==== Record list ====

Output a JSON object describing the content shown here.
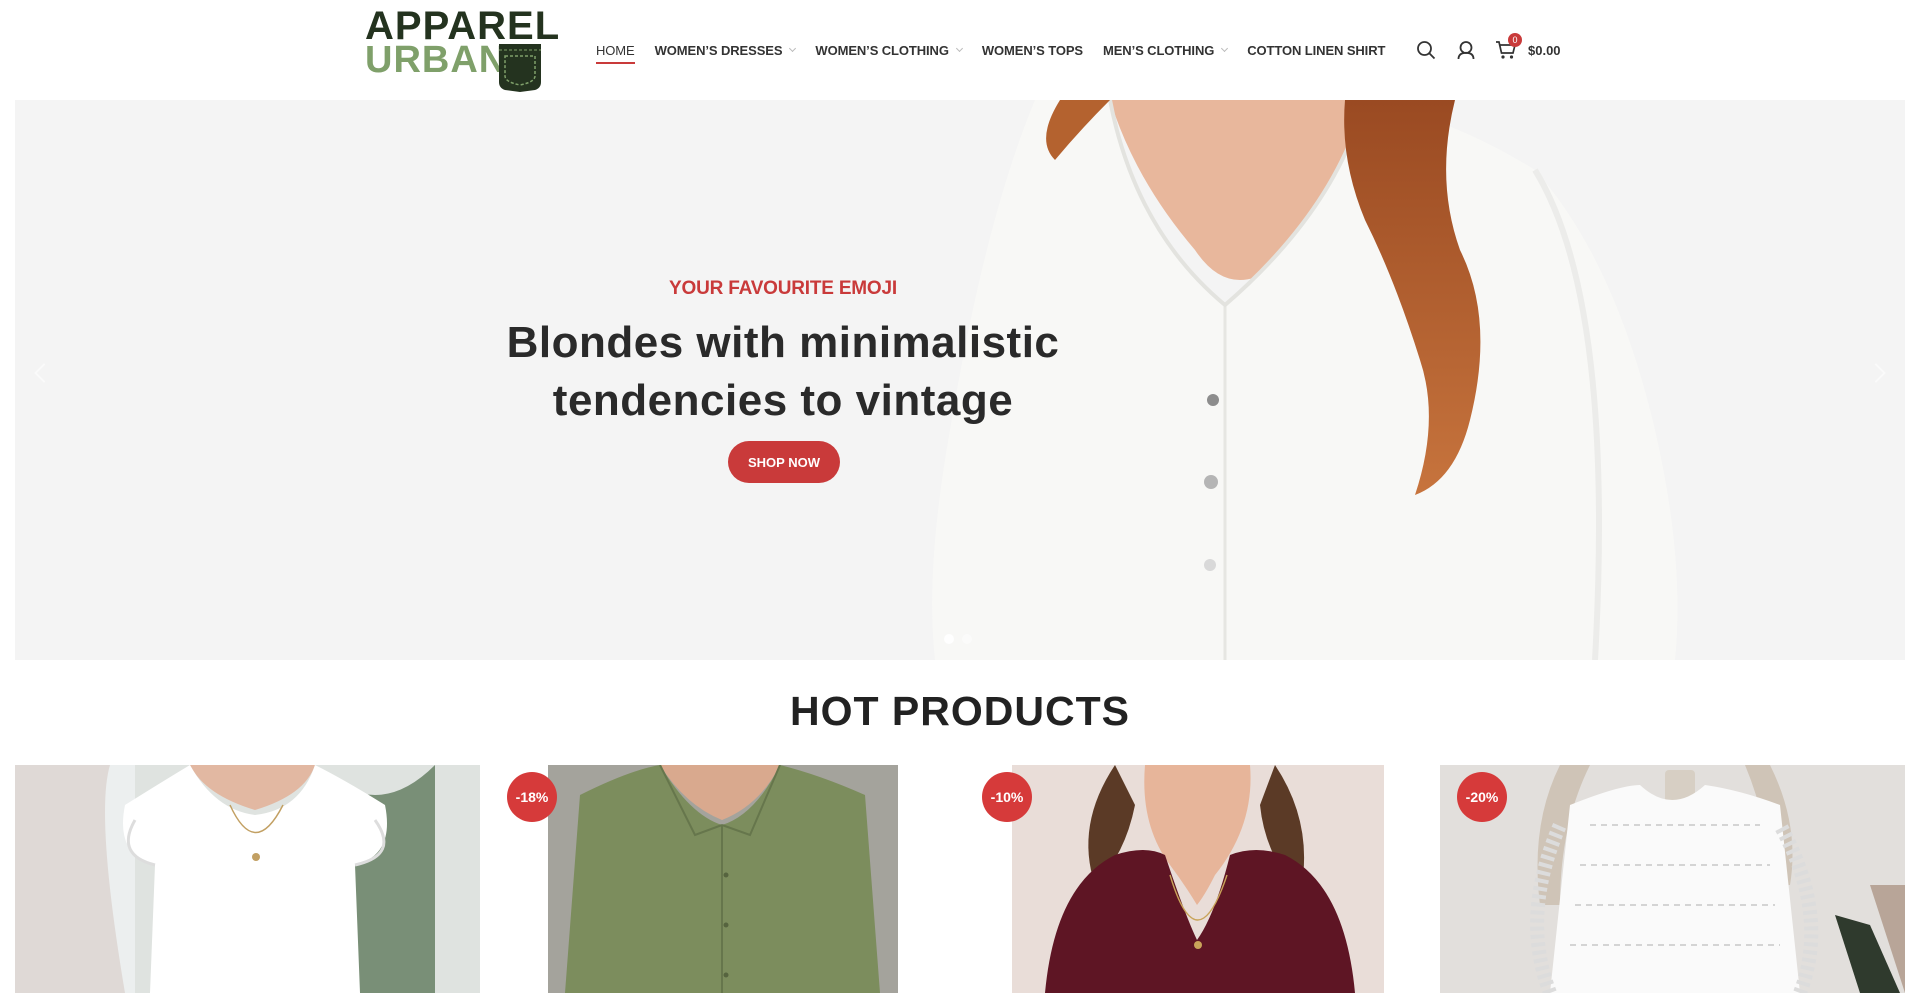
{
  "brand": {
    "line1": "APPAREL",
    "line2": "URBAN"
  },
  "nav": {
    "items": [
      {
        "label": "HOME"
      },
      {
        "label": "WOMEN’S DRESSES"
      },
      {
        "label": "WOMEN’S CLOTHING"
      },
      {
        "label": "WOMEN’S TOPS"
      },
      {
        "label": "MEN’S CLOTHING"
      },
      {
        "label": "COTTON LINEN SHIRT"
      }
    ]
  },
  "header_tools": {
    "cart_count": "0",
    "cart_total": "$0.00"
  },
  "hero": {
    "subtitle": "YOUR FAVOURITE EMOJI",
    "title_line1": "Blondes with minimalistic",
    "title_line2": "tendencies to vintage",
    "button_label": "SHOP NOW"
  },
  "hot_products": {
    "title": "HOT PRODUCTS",
    "items": [
      {
        "badge": ""
      },
      {
        "badge": "-18%"
      },
      {
        "badge": "-10%"
      },
      {
        "badge": "-20%"
      }
    ]
  },
  "colors": {
    "accent": "#c93a3a",
    "brand_dark": "#24331f",
    "brand_green": "#7fa06a"
  }
}
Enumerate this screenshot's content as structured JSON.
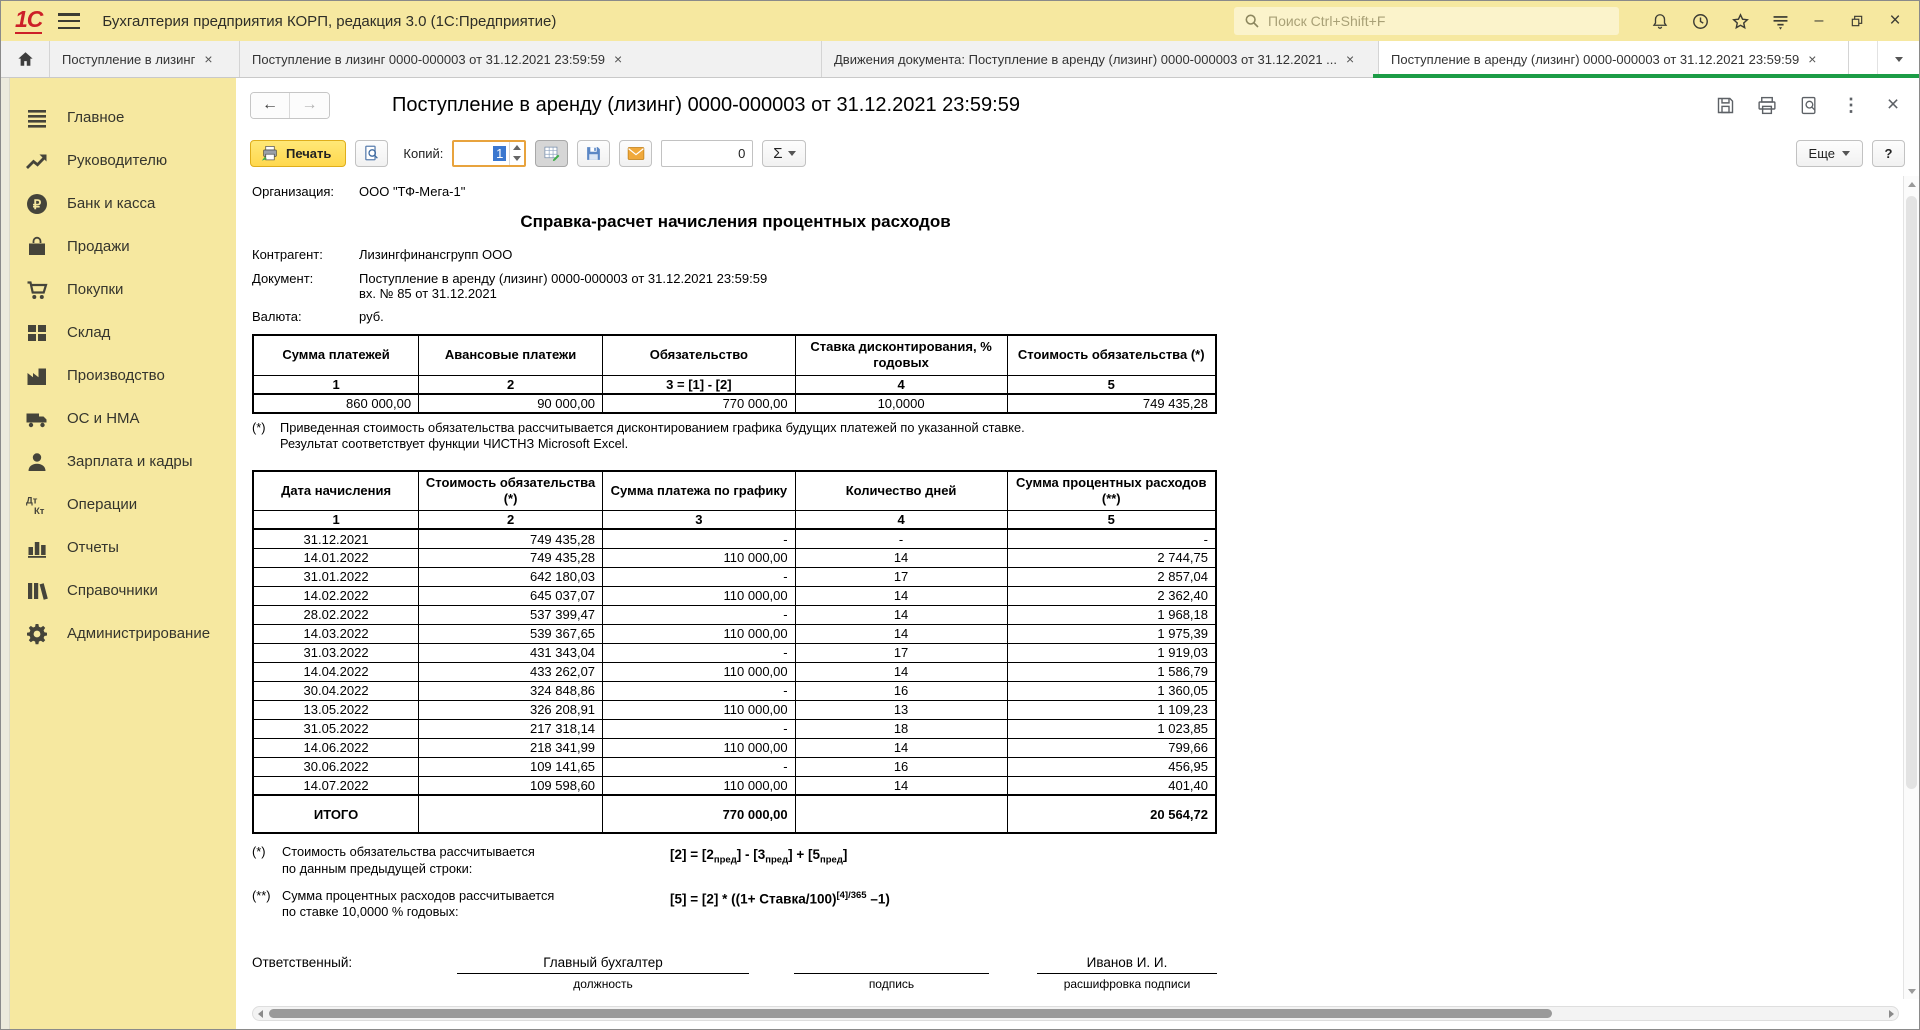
{
  "window": {
    "title": "Бухгалтерия предприятия КОРП, редакция 3.0  (1С:Предприятие)",
    "logo": "1С",
    "search_placeholder": "Поиск Ctrl+Shift+F"
  },
  "tabs": [
    {
      "label": "Поступление в лизинг",
      "active": false
    },
    {
      "label": "Поступление в лизинг 0000-000003 от 31.12.2021 23:59:59",
      "active": false
    },
    {
      "label": "Движения документа: Поступление в аренду (лизинг) 0000-000003 от 31.12.2021 ...",
      "active": false
    },
    {
      "label": "Поступление в аренду (лизинг) 0000-000003 от 31.12.2021 23:59:59",
      "active": true
    }
  ],
  "sidebar": {
    "items": [
      {
        "icon": "menu-icon",
        "label": "Главное"
      },
      {
        "icon": "trend-icon",
        "label": "Руководителю"
      },
      {
        "icon": "ruble-icon",
        "label": "Банк и касса"
      },
      {
        "icon": "bag-icon",
        "label": "Продажи"
      },
      {
        "icon": "cart-icon",
        "label": "Покупки"
      },
      {
        "icon": "warehouse-icon",
        "label": "Склад"
      },
      {
        "icon": "factory-icon",
        "label": "Производство"
      },
      {
        "icon": "truck-icon",
        "label": "ОС и НМА"
      },
      {
        "icon": "person-icon",
        "label": "Зарплата и кадры"
      },
      {
        "icon": "dtkt-icon",
        "label": "Операции"
      },
      {
        "icon": "chart-icon",
        "label": "Отчеты"
      },
      {
        "icon": "books-icon",
        "label": "Справочники"
      },
      {
        "icon": "gear-icon",
        "label": "Администрирование"
      }
    ]
  },
  "form": {
    "title": "Поступление в аренду (лизинг) 0000-000003 от 31.12.2021 23:59:59",
    "toolbar": {
      "print_label": "Печать",
      "copies_label": "Копий:",
      "copies_value": "1",
      "counter_value": "0",
      "sum_label": "Σ",
      "more_label": "Еще",
      "help_label": "?"
    }
  },
  "document": {
    "org_label": "Организация:",
    "org_value": "ООО \"ТФ-Мега-1\"",
    "title": "Справка-расчет начисления процентных расходов",
    "contractor_label": "Контрагент:",
    "contractor_value": "Лизингфинансгрупп ООО",
    "doc_label": "Документ:",
    "doc_value_line1": "Поступление в аренду (лизинг) 0000-000003 от 31.12.2021 23:59:59",
    "doc_value_line2": "вх. № 85 от 31.12.2021",
    "currency_label": "Валюта:",
    "currency_value": "руб.",
    "table1": {
      "headers": [
        "Сумма платежей",
        "Авансовые платежи",
        "Обязательство",
        "Ставка дисконтирования, % годовых",
        "Стоимость обязательства (*)"
      ],
      "numbers": [
        "1",
        "2",
        "3 = [1] - [2]",
        "4",
        "5"
      ],
      "row": [
        "860 000,00",
        "90 000,00",
        "770 000,00",
        "10,0000",
        "749 435,28"
      ]
    },
    "footnote1": {
      "marker": "(*)",
      "lines": [
        "Приведенная стоимость обязательства рассчитывается дисконтированием графика будущих платежей по указанной ставке.",
        "Результат соответствует функции ЧИСТНЗ Microsoft Excel."
      ]
    },
    "table2": {
      "headers": [
        "Дата начисления",
        "Стоимость обязательства (*)",
        "Сумма платежа по графику",
        "Количество дней",
        "Сумма процентных расходов (**)"
      ],
      "numbers": [
        "1",
        "2",
        "3",
        "4",
        "5"
      ],
      "rows": [
        [
          "31.12.2021",
          "749 435,28",
          "-",
          "-",
          "-"
        ],
        [
          "14.01.2022",
          "749 435,28",
          "110 000,00",
          "14",
          "2 744,75"
        ],
        [
          "31.01.2022",
          "642 180,03",
          "-",
          "17",
          "2 857,04"
        ],
        [
          "14.02.2022",
          "645 037,07",
          "110 000,00",
          "14",
          "2 362,40"
        ],
        [
          "28.02.2022",
          "537 399,47",
          "-",
          "14",
          "1 968,18"
        ],
        [
          "14.03.2022",
          "539 367,65",
          "110 000,00",
          "14",
          "1 975,39"
        ],
        [
          "31.03.2022",
          "431 343,04",
          "-",
          "17",
          "1 919,03"
        ],
        [
          "14.04.2022",
          "433 262,07",
          "110 000,00",
          "14",
          "1 586,79"
        ],
        [
          "30.04.2022",
          "324 848,86",
          "-",
          "16",
          "1 360,05"
        ],
        [
          "13.05.2022",
          "326 208,91",
          "110 000,00",
          "13",
          "1 109,23"
        ],
        [
          "31.05.2022",
          "217 318,14",
          "-",
          "18",
          "1 023,85"
        ],
        [
          "14.06.2022",
          "218 341,99",
          "110 000,00",
          "14",
          "799,66"
        ],
        [
          "30.06.2022",
          "109 141,65",
          "-",
          "16",
          "456,95"
        ],
        [
          "14.07.2022",
          "109 598,60",
          "110 000,00",
          "14",
          "401,40"
        ]
      ],
      "total": [
        "ИТОГО",
        "",
        "770 000,00",
        "",
        "20 564,72"
      ]
    },
    "footnote2": [
      {
        "marker": "(*)",
        "lines": [
          "Стоимость обязательства рассчитывается",
          "по данным предыдущей строки:"
        ],
        "formula": [
          {
            "t": "[2] = [2"
          },
          {
            "sub": "пред"
          },
          {
            "t": "] - [3"
          },
          {
            "sub": "пред"
          },
          {
            "t": "] + [5"
          },
          {
            "sub": "пред"
          },
          {
            "t": "]"
          }
        ]
      },
      {
        "marker": "(**)",
        "lines": [
          "Сумма процентных расходов рассчитывается",
          "по ставке 10,0000 % годовых:"
        ],
        "formula": [
          {
            "t": "[5] = [2] * ((1+ Ставка/100)"
          },
          {
            "sup": "[4]/365"
          },
          {
            "t": " –1)"
          }
        ]
      }
    ],
    "signature": {
      "label": "Ответственный:",
      "blocks": [
        {
          "value": "Главный бухгалтер",
          "caption": "должность"
        },
        {
          "value": "",
          "caption": "подпись"
        },
        {
          "value": "Иванов И. И.",
          "caption": "расшифровка подписи"
        }
      ]
    }
  }
}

====

● What you should do
Output every entry word for word, but omit the pictures.

● Output of the exercise
Output a JSON object describing the content shown here.
{
  "brand": {
    "line1": "APPAREL",
    "line2": "URBAN"
  },
  "nav": {
    "items": [
      {
        "label": "HOME"
      },
      {
        "label": "WOMEN’S DRESSES"
      },
      {
        "label": "WOMEN’S CLOTHING"
      },
      {
        "label": "WOMEN’S TOPS"
      },
      {
        "label": "MEN’S CLOTHING"
      },
      {
        "label": "COTTON LINEN SHIRT"
      }
    ]
  },
  "header_tools": {
    "cart_count": "0",
    "cart_total": "$0.00"
  },
  "hero": {
    "subtitle": "YOUR FAVOURITE EMOJI",
    "title_line1": "Blondes with minimalistic",
    "title_line2": "tendencies to vintage",
    "button_label": "SHOP NOW"
  },
  "hot_products": {
    "title": "HOT PRODUCTS",
    "items": [
      {
        "badge": ""
      },
      {
        "badge": "-18%"
      },
      {
        "badge": "-10%"
      },
      {
        "badge": "-20%"
      }
    ]
  },
  "colors": {
    "accent": "#c93a3a",
    "brand_dark": "#24331f",
    "brand_green": "#7fa06a"
  }
}
Enumerate this screenshot's content as structured JSON.
{
  "window": {
    "title": "Бухгалтерия предприятия КОРП, редакция 3.0  (1С:Предприятие)",
    "logo": "1С",
    "search_placeholder": "Поиск Ctrl+Shift+F"
  },
  "tabs": [
    {
      "label": "Поступление в лизинг",
      "active": false
    },
    {
      "label": "Поступление в лизинг 0000-000003 от 31.12.2021 23:59:59",
      "active": false
    },
    {
      "label": "Движения документа: Поступление в аренду (лизинг) 0000-000003 от 31.12.2021 ...",
      "active": false
    },
    {
      "label": "Поступление в аренду (лизинг) 0000-000003 от 31.12.2021 23:59:59",
      "active": true
    }
  ],
  "sidebar": {
    "items": [
      {
        "icon": "menu-icon",
        "label": "Главное"
      },
      {
        "icon": "trend-icon",
        "label": "Руководителю"
      },
      {
        "icon": "ruble-icon",
        "label": "Банк и касса"
      },
      {
        "icon": "bag-icon",
        "label": "Продажи"
      },
      {
        "icon": "cart-icon",
        "label": "Покупки"
      },
      {
        "icon": "warehouse-icon",
        "label": "Склад"
      },
      {
        "icon": "factory-icon",
        "label": "Производство"
      },
      {
        "icon": "truck-icon",
        "label": "ОС и НМА"
      },
      {
        "icon": "person-icon",
        "label": "Зарплата и кадры"
      },
      {
        "icon": "dtkt-icon",
        "label": "Операции"
      },
      {
        "icon": "chart-icon",
        "label": "Отчеты"
      },
      {
        "icon": "books-icon",
        "label": "Справочники"
      },
      {
        "icon": "gear-icon",
        "label": "Администрирование"
      }
    ]
  },
  "form": {
    "title": "Поступление в аренду (лизинг) 0000-000003 от 31.12.2021 23:59:59",
    "toolbar": {
      "print_label": "Печать",
      "copies_label": "Копий:",
      "copies_value": "1",
      "counter_value": "0",
      "sum_label": "Σ",
      "more_label": "Еще",
      "help_label": "?"
    }
  },
  "document": {
    "org_label": "Организация:",
    "org_value": "ООО \"ТФ-Мега-1\"",
    "title": "Справка-расчет начисления процентных расходов",
    "contractor_label": "Контрагент:",
    "contractor_value": "Лизингфинансгрупп ООО",
    "doc_label": "Документ:",
    "doc_value_line1": "Поступление в аренду (лизинг) 0000-000003 от 31.12.2021 23:59:59",
    "doc_value_line2": "вх. № 85 от 31.12.2021",
    "currency_label": "Валюта:",
    "currency_value": "руб.",
    "table1": {
      "headers": [
        "Сумма платежей",
        "Авансовые платежи",
        "Обязательство",
        "Ставка дисконтирования, % годовых",
        "Стоимость обязательства (*)"
      ],
      "numbers": [
        "1",
        "2",
        "3 = [1] - [2]",
        "4",
        "5"
      ],
      "row": [
        "860 000,00",
        "90 000,00",
        "770 000,00",
        "10,0000",
        "749 435,28"
      ]
    },
    "footnote1": {
      "marker": "(*)",
      "lines": [
        "Приведенная стоимость обязательства рассчитывается дисконтированием графика будущих платежей по указанной ставке.",
        "Результат соответствует функции ЧИСТНЗ Microsoft Excel."
      ]
    },
    "table2": {
      "headers": [
        "Дата начисления",
        "Стоимость обязательства (*)",
        "Сумма платежа по графику",
        "Количество дней",
        "Сумма процентных расходов (**)"
      ],
      "numbers": [
        "1",
        "2",
        "3",
        "4",
        "5"
      ],
      "rows": [
        [
          "31.12.2021",
          "749 435,28",
          "-",
          "-",
          "-"
        ],
        [
          "14.01.2022",
          "749 435,28",
          "110 000,00",
          "14",
          "2 744,75"
        ],
        [
          "31.01.2022",
          "642 180,03",
          "-",
          "17",
          "2 857,04"
        ],
        [
          "14.02.2022",
          "645 037,07",
          "110 000,00",
          "14",
          "2 362,40"
        ],
        [
          "28.02.2022",
          "537 399,47",
          "-",
          "14",
          "1 968,18"
        ],
        [
          "14.03.2022",
          "539 367,65",
          "110 000,00",
          "14",
          "1 975,39"
        ],
        [
          "31.03.2022",
          "431 343,04",
          "-",
          "17",
          "1 919,03"
        ],
        [
          "14.04.2022",
          "433 262,07",
          "110 000,00",
          "14",
          "1 586,79"
        ],
        [
          "30.04.2022",
          "324 848,86",
          "-",
          "16",
          "1 360,05"
        ],
        [
          "13.05.2022",
          "326 208,91",
          "110 000,00",
          "13",
          "1 109,23"
        ],
        [
          "31.05.2022",
          "217 318,14",
          "-",
          "18",
          "1 023,85"
        ],
        [
          "14.06.2022",
          "218 341,99",
          "110 000,00",
          "14",
          "799,66"
        ],
        [
          "30.06.2022",
          "109 141,65",
          "-",
          "16",
          "456,95"
        ],
        [
          "14.07.2022",
          "109 598,60",
          "110 000,00",
          "14",
          "401,40"
        ]
      ],
      "total": [
        "ИТОГО",
        "",
        "770 000,00",
        "",
        "20 564,72"
      ]
    },
    "footnote2": [
      {
        "marker": "(*)",
        "lines": [
          "Стоимость обязательства рассчитывается",
          "по данным предыдущей строки:"
        ],
        "formula": [
          {
            "t": "[2] = [2"
          },
          {
            "sub": "пред"
          },
          {
            "t": "] - [3"
          },
          {
            "sub": "пред"
          },
          {
            "t": "] + [5"
          },
          {
            "sub": "пред"
          },
          {
            "t": "]"
          }
        ]
      },
      {
        "marker": "(**)",
        "lines": [
          "Сумма процентных расходов рассчитывается",
          "по ставке 10,0000 % годовых:"
        ],
        "formula": [
          {
            "t": "[5] = [2] * ((1+ Ставка/100)"
          },
          {
            "sup": "[4]/365"
          },
          {
            "t": " –1)"
          }
        ]
      }
    ],
    "signature": {
      "label": "Ответственный:",
      "blocks": [
        {
          "value": "Главный бухгалтер",
          "caption": "должность"
        },
        {
          "value": "",
          "caption": "подпись"
        },
        {
          "value": "Иванов И. И.",
          "caption": "расшифровка подписи"
        }
      ]
    }
  }
}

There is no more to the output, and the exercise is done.